• Extracted data entries
____
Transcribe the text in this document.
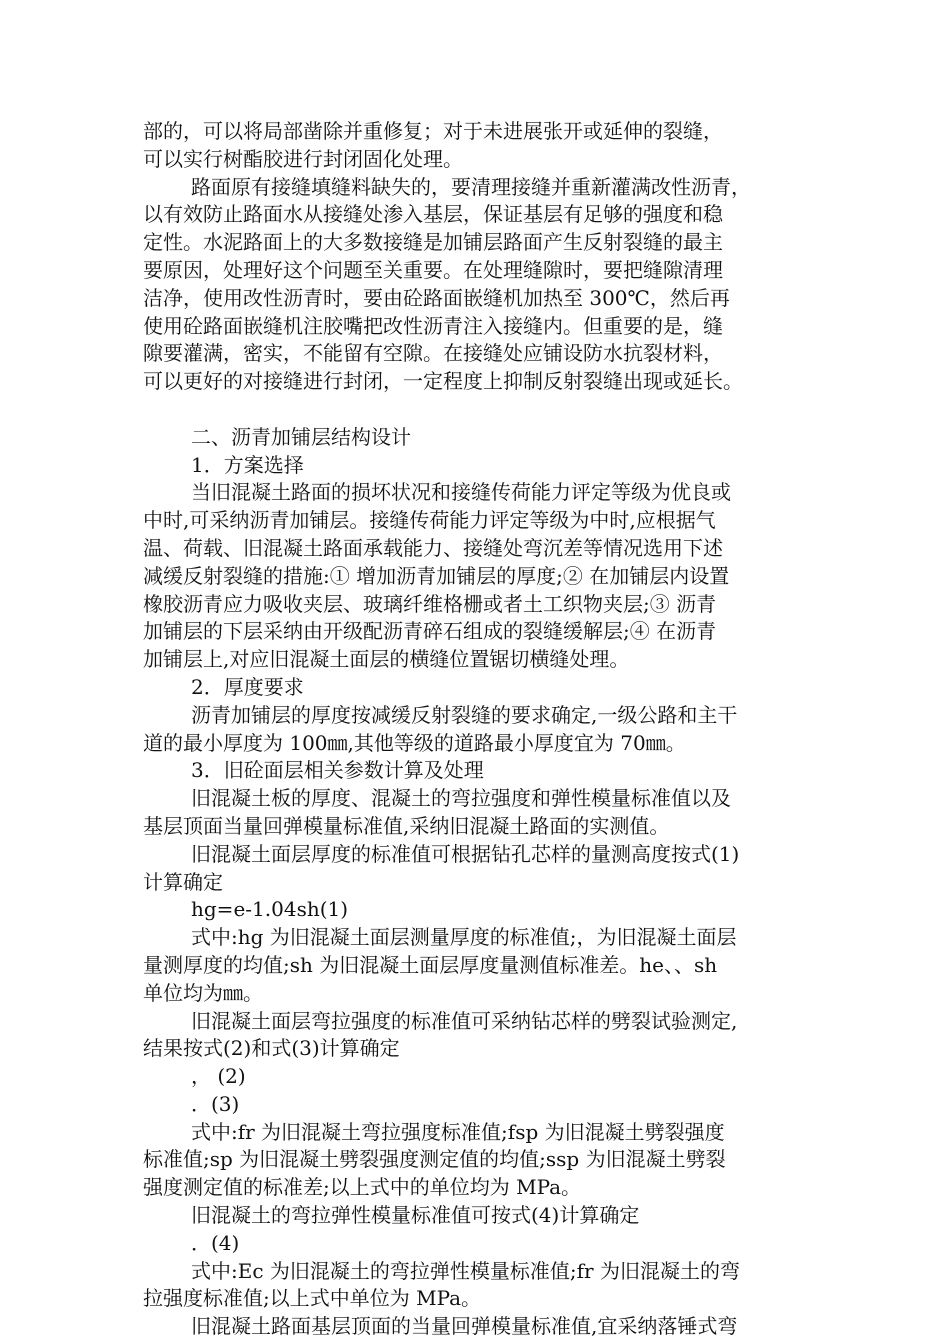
部的，可以将局部凿除并重修复；对于未进展张开或延伸的裂缝，
可以实行树酯胶进行封闭固化处理。
路面原有接缝填缝料缺失的，要清理接缝并重新灌满改性沥青，
以有效防止路面水从接缝处渗入基层，保证基层有足够的强度和稳
定性。水泥路面上的大多数接缝是加铺层路面产生反射裂缝的最主
要原因，处理好这个问题至关重要。在处理缝隙时，要把缝隙清理
洁净，使用改性沥青时，要由砼路面嵌缝机加热至 300℃，然后再
使用砼路面嵌缝机注胶嘴把改性沥青注入接缝内。但重要的是，缝
隙要灌满，密实，不能留有空隙。在接缝处应铺设防水抗裂材料，
可以更好的对接缝进行封闭，一定程度上抑制反射裂缝出现或延长。
二、沥青加铺层结构设计
1．方案选择
当旧混凝土路面的损坏状况和接缝传荷能力评定等级为优良或
中时,可采纳沥青加铺层。接缝传荷能力评定等级为中时,应根据气
温、荷载、旧混凝土路面承载能力、接缝处弯沉差等情况选用下述
减缓反射裂缝的措施:① 增加沥青加铺层的厚度;② 在加铺层内设置
橡胶沥青应力吸收夹层、玻璃纤维格栅或者土工织物夹层;③ 沥青
加铺层的下层采纳由开级配沥青碎石组成的裂缝缓解层;④ 在沥青
加铺层上,对应旧混凝土面层的横缝位置锯切横缝处理。
2．厚度要求
沥青加铺层的厚度按减缓反射裂缝的要求确定,一级公路和主干
道的最小厚度为 100㎜,其他等级的道路最小厚度宜为 70㎜。
3．旧砼面层相关参数计算及处理
旧混凝土板的厚度、混凝土的弯拉强度和弹性模量标准值以及
基层顶面当量回弹模量标准值,采纳旧混凝土路面的实测值。
旧混凝土面层厚度的标准值可根据钻孔芯样的量测高度按式(1)
计算确定
hg=e-1.04sh(1)
式中:hg 为旧混凝土面层测量厚度的标准值;，为旧混凝土面层
量测厚度的均值;sh 为旧混凝土面层厚度量测值标准差。he、、sh
单位均为㎜。
旧混凝土面层弯拉强度的标准值可采纳钻芯样的劈裂试验测定,
结果按式(2)和式(3)计算确定
， (2)
．(3)
式中:fr 为旧混凝土弯拉强度标准值;fsp 为旧混凝土劈裂强度
标准值;sp 为旧混凝土劈裂强度测定值的均值;ssp 为旧混凝土劈裂
强度测定值的标准差;以上式中的单位均为 MPa。
旧混凝土的弯拉弹性模量标准值可按式(4)计算确定
．(4)
式中:Ec 为旧混凝土的弯拉弹性模量标准值;fr 为旧混凝土的弯
拉强度标准值;以上式中单位为 MPa。
旧混凝土路面基层顶面的当量回弹模量标准值,宜采纳落锤式弯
____
Pictures are excluded; copy all other data exactly as shown.

• ANSWER TO THIS EXERCISE
Transcribe the text in this document.
部的，可以将局部凿除并重修复；对于未进展张开或延伸的裂缝，
可以实行树酯胶进行封闭固化处理。
路面原有接缝填缝料缺失的，要清理接缝并重新灌满改性沥青，
以有效防止路面水从接缝处渗入基层，保证基层有足够的强度和稳
定性。水泥路面上的大多数接缝是加铺层路面产生反射裂缝的最主
要原因，处理好这个问题至关重要。在处理缝隙时，要把缝隙清理
洁净，使用改性沥青时，要由砼路面嵌缝机加热至 300℃，然后再
使用砼路面嵌缝机注胶嘴把改性沥青注入接缝内。但重要的是，缝
隙要灌满，密实，不能留有空隙。在接缝处应铺设防水抗裂材料，
可以更好的对接缝进行封闭，一定程度上抑制反射裂缝出现或延长。
二、沥青加铺层结构设计
1．方案选择
当旧混凝土路面的损坏状况和接缝传荷能力评定等级为优良或
中时,可采纳沥青加铺层。接缝传荷能力评定等级为中时,应根据气
温、荷载、旧混凝土路面承载能力、接缝处弯沉差等情况选用下述
减缓反射裂缝的措施:① 增加沥青加铺层的厚度;② 在加铺层内设置
橡胶沥青应力吸收夹层、玻璃纤维格栅或者土工织物夹层;③ 沥青
加铺层的下层采纳由开级配沥青碎石组成的裂缝缓解层;④ 在沥青
加铺层上,对应旧混凝土面层的横缝位置锯切横缝处理。
2．厚度要求
沥青加铺层的厚度按减缓反射裂缝的要求确定,一级公路和主干
道的最小厚度为 100㎜,其他等级的道路最小厚度宜为 70㎜。
3．旧砼面层相关参数计算及处理
旧混凝土板的厚度、混凝土的弯拉强度和弹性模量标准值以及
基层顶面当量回弹模量标准值,采纳旧混凝土路面的实测值。
旧混凝土面层厚度的标准值可根据钻孔芯样的量测高度按式(1)
计算确定
hg=e-1.04sh(1)
式中:hg 为旧混凝土面层测量厚度的标准值;，为旧混凝土面层
量测厚度的均值;sh 为旧混凝土面层厚度量测值标准差。he、、sh
单位均为㎜。
旧混凝土面层弯拉强度的标准值可采纳钻芯样的劈裂试验测定,
结果按式(2)和式(3)计算确定
， (2)
．(3)
式中:fr 为旧混凝土弯拉强度标准值;fsp 为旧混凝土劈裂强度
标准值;sp 为旧混凝土劈裂强度测定值的均值;ssp 为旧混凝土劈裂
强度测定值的标准差;以上式中的单位均为 MPa。
旧混凝土的弯拉弹性模量标准值可按式(4)计算确定
．(4)
式中:Ec 为旧混凝土的弯拉弹性模量标准值;fr 为旧混凝土的弯
拉强度标准值;以上式中单位为 MPa。
旧混凝土路面基层顶面的当量回弹模量标准值,宜采纳落锤式弯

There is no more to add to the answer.